__TASK DETAILS__.
From the listing below, copy every line with the word "Tomato".

## begin INPUT FOR THIS TASK

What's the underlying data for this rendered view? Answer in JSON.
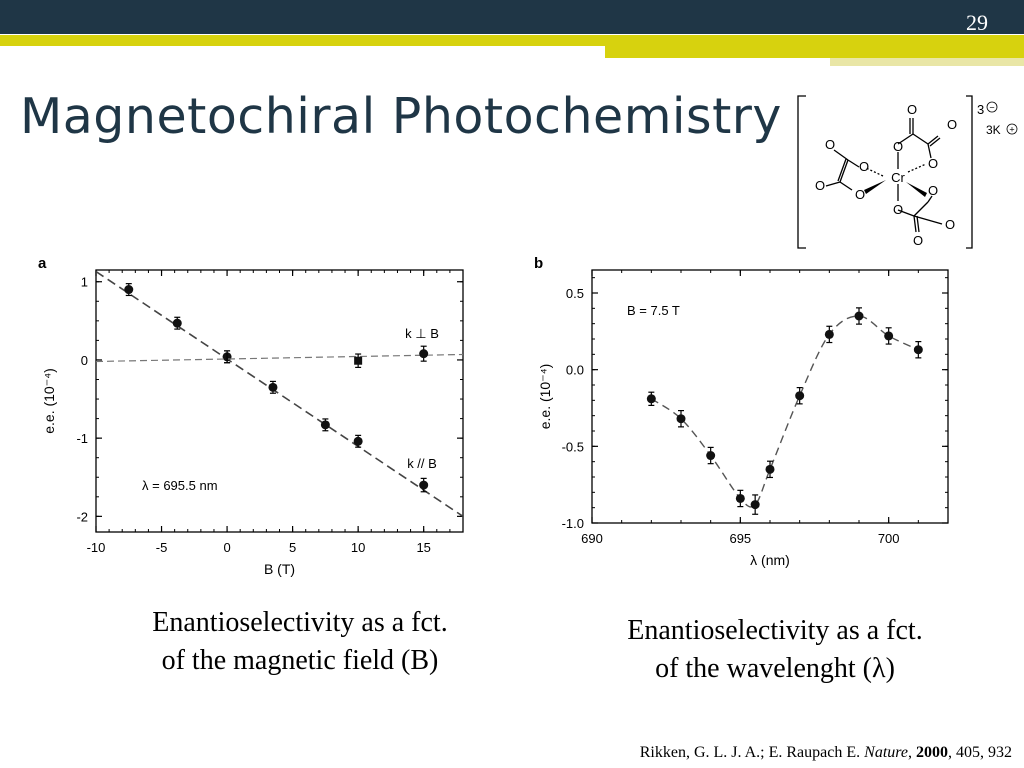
{
  "slide": {
    "page_number": "29",
    "title": "Magnetochiral Photochemistry"
  },
  "molecule": {
    "charge": "3",
    "charge_sign": "−",
    "counterion": "3K",
    "counterion_sign": "+",
    "center_atom": "Cr",
    "oxygen": "O"
  },
  "captions": {
    "a_line1": "Enantioselectivity as a fct.",
    "a_line2": "of the magnetic field (B)",
    "b_line1": "Enantioselectivity as a fct.",
    "b_line2": "of the wavelenght (λ)"
  },
  "reference": {
    "authors": "Rikken, G. L. J. A.; E. Raupach E. ",
    "journal": "Nature",
    "sep": ", ",
    "year": "2000",
    "rest": ", 405, 932"
  },
  "chart_data": [
    {
      "type": "scatter",
      "panel_label": "a",
      "xlabel": "B (T)",
      "ylabel": "e.e. (10⁻⁴)",
      "xlim": [
        -10,
        18
      ],
      "ylim": [
        -2.2,
        1.15
      ],
      "xticks": [
        "-10",
        "-5",
        "0",
        "5",
        "10",
        "15"
      ],
      "xtick_values": [
        -10,
        -5,
        0,
        5,
        10,
        15
      ],
      "yticks": [
        "1",
        "0",
        "-1",
        "-2"
      ],
      "ytick_values": [
        1,
        0,
        -1,
        -2
      ],
      "annotation": "λ = 695.5 nm",
      "series": [
        {
          "name": "k // B",
          "x": [
            -7.5,
            -3.8,
            0,
            3.5,
            7.5,
            10,
            15
          ],
          "y": [
            0.9,
            0.47,
            0.04,
            -0.35,
            -0.83,
            -1.04,
            -1.6
          ],
          "err": [
            0.05,
            0.05,
            0.05,
            0.05,
            0.05,
            0.05,
            0.06
          ],
          "fit": {
            "x": [
              -10,
              18
            ],
            "y": [
              1.13,
              -2.0
            ]
          }
        },
        {
          "name": "k ⊥ B",
          "x": [
            0,
            10,
            15
          ],
          "y": [
            0.04,
            -0.01,
            0.08
          ],
          "err": [
            0.05,
            0.06,
            0.07
          ],
          "fit": {
            "x": [
              -10,
              18
            ],
            "y": [
              -0.02,
              0.07
            ]
          }
        }
      ]
    },
    {
      "type": "line",
      "panel_label": "b",
      "xlabel": "λ (nm)",
      "ylabel": "e.e. (10⁻⁴)",
      "xlim": [
        690,
        702
      ],
      "ylim": [
        -1.0,
        0.65
      ],
      "xticks": [
        "690",
        "695",
        "700"
      ],
      "xtick_values": [
        690,
        695,
        700
      ],
      "yticks": [
        "0.5",
        "0.0",
        "-0.5",
        "-1.0"
      ],
      "ytick_values": [
        0.5,
        0.0,
        -0.5,
        -1.0
      ],
      "annotation": "B = 7.5 T",
      "series": [
        {
          "x": [
            692,
            693,
            694,
            695,
            695.5,
            696,
            697,
            698,
            699,
            700,
            701
          ],
          "y": [
            -0.19,
            -0.32,
            -0.56,
            -0.84,
            -0.88,
            -0.65,
            -0.17,
            0.23,
            0.35,
            0.22,
            0.13
          ],
          "err": [
            0.03,
            0.04,
            0.04,
            0.04,
            0.05,
            0.04,
            0.04,
            0.04,
            0.04,
            0.04,
            0.04
          ]
        }
      ]
    }
  ]
}
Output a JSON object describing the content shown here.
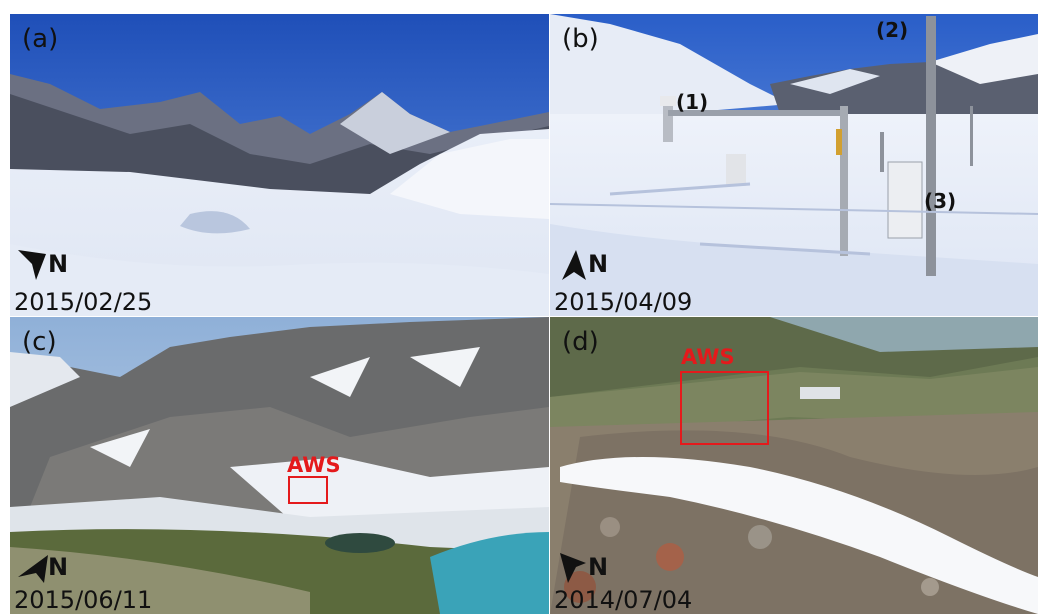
{
  "panels": [
    {
      "id": "a",
      "label": "(a)",
      "date": "2015/02/25",
      "north": "N"
    },
    {
      "id": "b",
      "label": "(b)",
      "date": "2015/04/09",
      "north": "N",
      "callouts": [
        "(1)",
        "(2)",
        "(3)"
      ]
    },
    {
      "id": "c",
      "label": "(c)",
      "date": "2015/06/11",
      "north": "N",
      "marker": "AWS"
    },
    {
      "id": "d",
      "label": "(d)",
      "date": "2014/07/04",
      "north": "N",
      "marker": "AWS"
    }
  ],
  "colors": {
    "aws_marker": "#e41a1c",
    "text": "#111111"
  },
  "icons": {
    "north_arrow": "north-arrow-icon"
  }
}
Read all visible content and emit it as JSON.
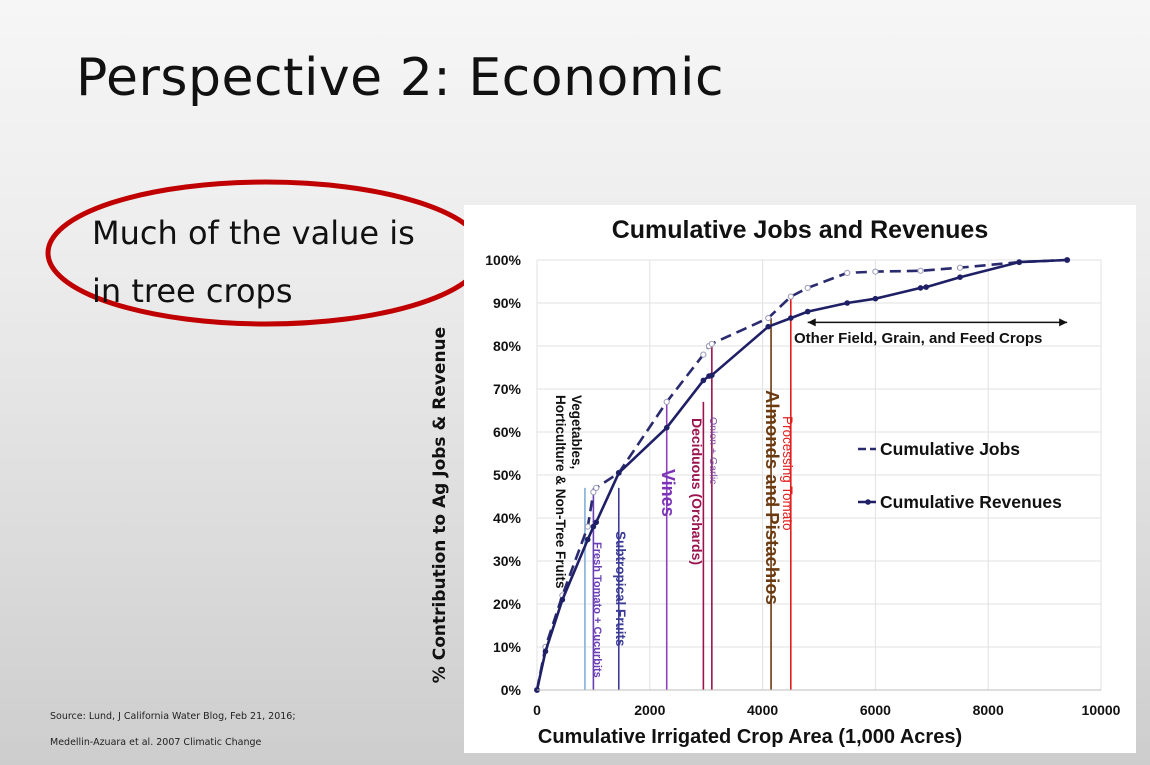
{
  "slide": {
    "title": "Perspective 2: Economic",
    "bullet_lines": [
      "Much of the value is",
      "in tree crops"
    ],
    "highlight_color": "#c00000",
    "sources": [
      "Source: Lund, J California Water Blog, Feb 21, 2016;",
      "Medellin-Azuara et al. 2007 Climatic Change"
    ]
  },
  "chart_data": {
    "type": "line",
    "title": "Cumulative Jobs and Revenues",
    "xlabel": "Cumulative Irrigated Crop Area (1,000 Acres)",
    "ylabel": "% Contribution to Ag Jobs & Revenue",
    "xlim": [
      0,
      10000
    ],
    "ylim": [
      0,
      100
    ],
    "x_ticks": [
      "0",
      "2000",
      "4000",
      "6000",
      "8000",
      "10000"
    ],
    "y_ticks": [
      "0%",
      "10%",
      "20%",
      "30%",
      "40%",
      "50%",
      "60%",
      "70%",
      "80%",
      "90%",
      "100%"
    ],
    "grid": true,
    "legend_placement": "right",
    "series": [
      {
        "name": "Cumulative Jobs",
        "style": "dashed",
        "color": "#2a2a6e",
        "points": [
          [
            0,
            0
          ],
          [
            150,
            10
          ],
          [
            450,
            22
          ],
          [
            900,
            38
          ],
          [
            1000,
            46
          ],
          [
            1050,
            47
          ],
          [
            1450,
            50.5
          ],
          [
            2300,
            67
          ],
          [
            2950,
            78
          ],
          [
            3050,
            80
          ],
          [
            3100,
            80.5
          ],
          [
            4100,
            86.5
          ],
          [
            4500,
            91.5
          ],
          [
            4800,
            93.5
          ],
          [
            5500,
            97
          ],
          [
            6000,
            97.3
          ],
          [
            6800,
            97.5
          ],
          [
            7500,
            98.2
          ],
          [
            8550,
            99.5
          ],
          [
            9400,
            100
          ]
        ]
      },
      {
        "name": "Cumulative Revenues",
        "style": "solid",
        "color": "#1f1f66",
        "points": [
          [
            0,
            0
          ],
          [
            150,
            9
          ],
          [
            450,
            21
          ],
          [
            900,
            35
          ],
          [
            1000,
            38
          ],
          [
            1050,
            39
          ],
          [
            1450,
            50.5
          ],
          [
            2300,
            61
          ],
          [
            2950,
            72
          ],
          [
            3050,
            73
          ],
          [
            3100,
            73.2
          ],
          [
            4100,
            84.5
          ],
          [
            4500,
            86.5
          ],
          [
            4800,
            88
          ],
          [
            5500,
            90
          ],
          [
            6000,
            91
          ],
          [
            6800,
            93.5
          ],
          [
            6900,
            93.7
          ],
          [
            7500,
            96
          ],
          [
            8550,
            99.5
          ],
          [
            9400,
            100
          ]
        ]
      }
    ],
    "annotations": [
      {
        "text": "Vegetables,",
        "color": "#111111"
      },
      {
        "text": "Horticulture & Non-Tree Fruits",
        "color": "#111111"
      },
      {
        "text": "Fresh Tomato + Cucurbits",
        "color": "#6a3fb5"
      },
      {
        "text": "Subtropical Fruits",
        "color": "#3c3c96"
      },
      {
        "text": "Vines",
        "color": "#7b33b8"
      },
      {
        "text": "Onion + Garlic",
        "color": "#7b4aa8"
      },
      {
        "text": "Deciduous (Orchards)",
        "color": "#9b1450"
      },
      {
        "text": "Almonds and Pistachios",
        "color": "#6b3a10"
      },
      {
        "text": "Processing Tomato",
        "color": "#e31e1e"
      },
      {
        "text": "Other Field, Grain, and Feed Crops",
        "color": "#111111"
      }
    ],
    "dividers": [
      {
        "x": 850,
        "color": "#7fb0d8"
      },
      {
        "x": 1000,
        "color": "#6a3fb5"
      },
      {
        "x": 1450,
        "color": "#3c3c96"
      },
      {
        "x": 2300,
        "color": "#8e44c0"
      },
      {
        "x": 2950,
        "color": "#9b1450"
      },
      {
        "x": 3100,
        "color": "#9b1450"
      },
      {
        "x": 4150,
        "color": "#6b3a10"
      },
      {
        "x": 4500,
        "color": "#e31e1e"
      }
    ],
    "other_crops_range": [
      4800,
      9400
    ]
  }
}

## end INPUT FOR THIS TASK

__FINAL ANSWER__.
        "text": "Fresh Tomato + Cucurbits",
        "text": "Processing Tomato",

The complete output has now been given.